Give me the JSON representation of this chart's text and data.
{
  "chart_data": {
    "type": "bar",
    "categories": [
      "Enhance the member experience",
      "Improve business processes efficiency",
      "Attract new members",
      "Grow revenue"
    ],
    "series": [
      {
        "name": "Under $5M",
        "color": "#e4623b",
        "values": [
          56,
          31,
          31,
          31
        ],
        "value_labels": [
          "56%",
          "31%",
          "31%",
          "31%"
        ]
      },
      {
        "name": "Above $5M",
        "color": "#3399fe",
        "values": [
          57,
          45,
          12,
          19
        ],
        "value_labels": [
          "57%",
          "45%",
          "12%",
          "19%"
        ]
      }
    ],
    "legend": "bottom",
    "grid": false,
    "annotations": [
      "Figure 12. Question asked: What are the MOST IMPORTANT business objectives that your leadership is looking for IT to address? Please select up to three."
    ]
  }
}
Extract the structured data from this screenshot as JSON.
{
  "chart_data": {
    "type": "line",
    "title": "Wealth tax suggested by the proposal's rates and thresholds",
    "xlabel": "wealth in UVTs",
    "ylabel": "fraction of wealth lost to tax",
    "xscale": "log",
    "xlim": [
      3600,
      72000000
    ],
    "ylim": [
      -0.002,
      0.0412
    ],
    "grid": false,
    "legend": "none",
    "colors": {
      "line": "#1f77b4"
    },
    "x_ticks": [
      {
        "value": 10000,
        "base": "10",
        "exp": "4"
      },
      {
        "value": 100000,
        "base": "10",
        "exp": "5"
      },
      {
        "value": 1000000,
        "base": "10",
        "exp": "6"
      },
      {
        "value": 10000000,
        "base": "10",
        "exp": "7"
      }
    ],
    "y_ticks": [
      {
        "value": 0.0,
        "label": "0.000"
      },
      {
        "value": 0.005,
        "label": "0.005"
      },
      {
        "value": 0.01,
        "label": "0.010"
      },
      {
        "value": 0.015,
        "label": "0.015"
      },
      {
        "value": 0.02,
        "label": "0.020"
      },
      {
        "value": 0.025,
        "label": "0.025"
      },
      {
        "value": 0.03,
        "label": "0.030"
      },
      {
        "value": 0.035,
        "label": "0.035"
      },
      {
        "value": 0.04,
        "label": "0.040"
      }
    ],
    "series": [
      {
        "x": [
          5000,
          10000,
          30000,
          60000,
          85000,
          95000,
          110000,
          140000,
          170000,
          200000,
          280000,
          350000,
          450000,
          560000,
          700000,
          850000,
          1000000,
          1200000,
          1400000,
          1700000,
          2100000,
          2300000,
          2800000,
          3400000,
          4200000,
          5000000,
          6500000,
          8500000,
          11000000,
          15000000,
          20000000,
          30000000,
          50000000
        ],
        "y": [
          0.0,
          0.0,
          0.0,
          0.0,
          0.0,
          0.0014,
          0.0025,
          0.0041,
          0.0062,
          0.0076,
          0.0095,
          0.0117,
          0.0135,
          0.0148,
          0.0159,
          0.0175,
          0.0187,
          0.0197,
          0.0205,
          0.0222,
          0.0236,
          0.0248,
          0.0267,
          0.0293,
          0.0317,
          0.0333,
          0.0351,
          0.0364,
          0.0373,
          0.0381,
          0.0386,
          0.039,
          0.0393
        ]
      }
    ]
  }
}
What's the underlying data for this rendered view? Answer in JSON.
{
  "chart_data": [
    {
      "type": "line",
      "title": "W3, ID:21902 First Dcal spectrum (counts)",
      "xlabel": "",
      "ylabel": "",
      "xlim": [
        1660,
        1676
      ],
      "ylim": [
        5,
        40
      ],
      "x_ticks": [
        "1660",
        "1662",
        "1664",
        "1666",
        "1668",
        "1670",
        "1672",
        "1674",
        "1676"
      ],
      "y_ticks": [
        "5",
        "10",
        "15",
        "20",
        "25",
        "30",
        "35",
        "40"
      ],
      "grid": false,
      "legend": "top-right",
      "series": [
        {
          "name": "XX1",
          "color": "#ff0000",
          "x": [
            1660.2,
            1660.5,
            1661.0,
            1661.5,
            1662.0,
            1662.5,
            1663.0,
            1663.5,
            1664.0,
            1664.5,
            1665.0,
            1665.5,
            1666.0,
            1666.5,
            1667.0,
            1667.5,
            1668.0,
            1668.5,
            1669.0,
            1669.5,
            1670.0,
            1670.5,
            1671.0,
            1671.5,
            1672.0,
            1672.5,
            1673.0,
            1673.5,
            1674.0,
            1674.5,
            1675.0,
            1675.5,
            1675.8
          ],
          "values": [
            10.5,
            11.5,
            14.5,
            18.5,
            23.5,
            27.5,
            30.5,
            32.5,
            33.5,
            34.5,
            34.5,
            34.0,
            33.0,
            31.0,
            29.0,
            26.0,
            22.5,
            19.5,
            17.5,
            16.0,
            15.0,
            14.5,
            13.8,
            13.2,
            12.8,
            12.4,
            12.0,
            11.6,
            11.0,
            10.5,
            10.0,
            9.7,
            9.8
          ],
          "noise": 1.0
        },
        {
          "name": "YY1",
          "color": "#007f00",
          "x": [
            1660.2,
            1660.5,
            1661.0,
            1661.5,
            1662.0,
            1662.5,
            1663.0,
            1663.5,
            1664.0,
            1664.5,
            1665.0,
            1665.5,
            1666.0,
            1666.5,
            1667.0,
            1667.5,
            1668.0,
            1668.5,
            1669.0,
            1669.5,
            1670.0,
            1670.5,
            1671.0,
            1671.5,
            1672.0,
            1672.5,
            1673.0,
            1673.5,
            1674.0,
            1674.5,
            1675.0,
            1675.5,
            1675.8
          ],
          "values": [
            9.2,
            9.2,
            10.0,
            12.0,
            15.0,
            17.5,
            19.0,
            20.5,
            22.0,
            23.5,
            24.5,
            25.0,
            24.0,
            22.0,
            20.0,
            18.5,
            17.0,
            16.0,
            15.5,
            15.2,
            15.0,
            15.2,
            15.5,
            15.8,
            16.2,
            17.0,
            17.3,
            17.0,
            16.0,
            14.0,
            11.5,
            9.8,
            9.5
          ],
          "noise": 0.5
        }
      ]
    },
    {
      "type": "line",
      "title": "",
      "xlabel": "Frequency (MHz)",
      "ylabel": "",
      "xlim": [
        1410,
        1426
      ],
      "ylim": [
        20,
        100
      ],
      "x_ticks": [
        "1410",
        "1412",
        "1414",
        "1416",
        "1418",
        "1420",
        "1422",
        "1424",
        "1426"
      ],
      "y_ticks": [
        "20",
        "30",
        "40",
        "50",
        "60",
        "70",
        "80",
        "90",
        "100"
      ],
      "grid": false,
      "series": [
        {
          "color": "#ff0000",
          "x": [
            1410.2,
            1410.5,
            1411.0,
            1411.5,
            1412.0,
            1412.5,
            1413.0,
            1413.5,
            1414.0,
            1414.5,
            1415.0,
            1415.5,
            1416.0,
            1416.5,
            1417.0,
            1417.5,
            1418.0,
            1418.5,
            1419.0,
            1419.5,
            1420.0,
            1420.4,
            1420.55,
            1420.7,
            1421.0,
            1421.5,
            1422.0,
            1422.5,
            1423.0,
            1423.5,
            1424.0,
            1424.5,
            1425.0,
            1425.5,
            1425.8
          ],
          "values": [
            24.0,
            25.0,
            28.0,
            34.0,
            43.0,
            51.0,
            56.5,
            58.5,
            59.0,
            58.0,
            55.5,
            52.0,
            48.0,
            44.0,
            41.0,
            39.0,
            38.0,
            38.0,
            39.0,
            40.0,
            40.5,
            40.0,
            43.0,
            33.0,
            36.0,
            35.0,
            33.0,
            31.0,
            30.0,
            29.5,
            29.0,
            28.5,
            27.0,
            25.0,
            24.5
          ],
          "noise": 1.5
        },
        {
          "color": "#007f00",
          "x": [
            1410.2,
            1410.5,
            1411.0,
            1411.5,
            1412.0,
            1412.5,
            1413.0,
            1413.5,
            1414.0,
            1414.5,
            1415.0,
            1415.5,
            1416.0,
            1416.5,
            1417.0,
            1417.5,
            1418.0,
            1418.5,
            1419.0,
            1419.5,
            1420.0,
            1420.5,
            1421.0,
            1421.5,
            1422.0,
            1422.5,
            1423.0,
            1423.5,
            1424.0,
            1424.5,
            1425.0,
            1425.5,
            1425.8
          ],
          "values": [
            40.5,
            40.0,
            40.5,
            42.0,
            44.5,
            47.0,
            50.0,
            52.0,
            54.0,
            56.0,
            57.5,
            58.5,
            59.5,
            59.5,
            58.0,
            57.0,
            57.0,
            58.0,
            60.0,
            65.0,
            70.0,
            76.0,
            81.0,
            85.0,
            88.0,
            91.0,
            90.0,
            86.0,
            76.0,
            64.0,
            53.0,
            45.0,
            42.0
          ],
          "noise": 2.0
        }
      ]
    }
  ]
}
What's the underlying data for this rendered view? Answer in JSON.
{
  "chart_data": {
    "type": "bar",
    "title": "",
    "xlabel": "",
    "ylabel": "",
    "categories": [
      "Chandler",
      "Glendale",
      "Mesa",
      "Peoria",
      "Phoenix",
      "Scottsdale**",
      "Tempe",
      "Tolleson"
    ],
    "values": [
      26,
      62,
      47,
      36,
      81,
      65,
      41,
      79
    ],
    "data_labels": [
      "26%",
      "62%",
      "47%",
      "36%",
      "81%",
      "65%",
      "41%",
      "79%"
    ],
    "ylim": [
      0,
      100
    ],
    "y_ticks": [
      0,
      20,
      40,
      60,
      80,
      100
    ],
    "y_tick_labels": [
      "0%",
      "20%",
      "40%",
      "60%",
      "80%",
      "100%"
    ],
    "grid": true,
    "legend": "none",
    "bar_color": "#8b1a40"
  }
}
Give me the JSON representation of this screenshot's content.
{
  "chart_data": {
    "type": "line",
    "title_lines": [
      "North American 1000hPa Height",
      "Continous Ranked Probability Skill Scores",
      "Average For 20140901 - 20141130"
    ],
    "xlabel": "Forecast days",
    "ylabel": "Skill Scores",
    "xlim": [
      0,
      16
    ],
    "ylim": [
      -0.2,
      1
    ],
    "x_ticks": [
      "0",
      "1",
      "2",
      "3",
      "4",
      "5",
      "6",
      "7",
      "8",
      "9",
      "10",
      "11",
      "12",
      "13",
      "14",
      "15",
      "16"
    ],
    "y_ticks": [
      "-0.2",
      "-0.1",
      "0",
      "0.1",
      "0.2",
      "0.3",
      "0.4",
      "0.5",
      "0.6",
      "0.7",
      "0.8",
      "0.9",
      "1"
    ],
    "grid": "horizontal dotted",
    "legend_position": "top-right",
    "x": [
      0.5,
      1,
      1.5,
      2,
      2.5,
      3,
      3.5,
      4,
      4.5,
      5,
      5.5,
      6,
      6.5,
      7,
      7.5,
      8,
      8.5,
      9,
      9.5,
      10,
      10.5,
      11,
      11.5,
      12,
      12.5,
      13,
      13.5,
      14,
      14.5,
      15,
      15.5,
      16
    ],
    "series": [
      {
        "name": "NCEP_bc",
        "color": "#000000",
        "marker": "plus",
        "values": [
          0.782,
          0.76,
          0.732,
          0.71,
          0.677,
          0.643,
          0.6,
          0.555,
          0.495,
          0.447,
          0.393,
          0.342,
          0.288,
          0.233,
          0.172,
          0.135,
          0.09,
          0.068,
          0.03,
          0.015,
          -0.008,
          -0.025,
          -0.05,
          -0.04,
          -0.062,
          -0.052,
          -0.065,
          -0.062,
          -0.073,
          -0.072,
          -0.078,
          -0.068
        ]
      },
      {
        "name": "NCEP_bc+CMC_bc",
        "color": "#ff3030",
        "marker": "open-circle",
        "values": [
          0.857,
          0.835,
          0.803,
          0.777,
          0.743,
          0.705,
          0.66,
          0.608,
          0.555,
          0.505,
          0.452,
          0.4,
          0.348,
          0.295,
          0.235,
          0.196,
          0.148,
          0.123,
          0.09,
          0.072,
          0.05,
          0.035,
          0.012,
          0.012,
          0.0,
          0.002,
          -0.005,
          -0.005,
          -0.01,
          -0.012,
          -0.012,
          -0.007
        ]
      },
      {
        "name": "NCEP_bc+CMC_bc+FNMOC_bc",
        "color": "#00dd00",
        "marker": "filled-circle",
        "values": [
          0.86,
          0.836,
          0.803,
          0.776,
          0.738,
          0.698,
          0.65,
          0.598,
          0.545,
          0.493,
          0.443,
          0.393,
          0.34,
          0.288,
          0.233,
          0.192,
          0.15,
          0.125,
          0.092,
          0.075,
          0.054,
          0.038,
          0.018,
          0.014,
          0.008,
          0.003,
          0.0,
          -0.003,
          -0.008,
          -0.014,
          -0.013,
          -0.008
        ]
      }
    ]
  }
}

※

**PROBLEM DETAILS**
Using the material above, gather every line that includes "xlabel".

**OUTPUT OF THE EXERCISE**
    "xlabel": "wealth in UVTs",
      "xlabel": "",
      "xlabel": "Frequency (MHz)",
    "xlabel": "",
    "xlabel": "Forecast days",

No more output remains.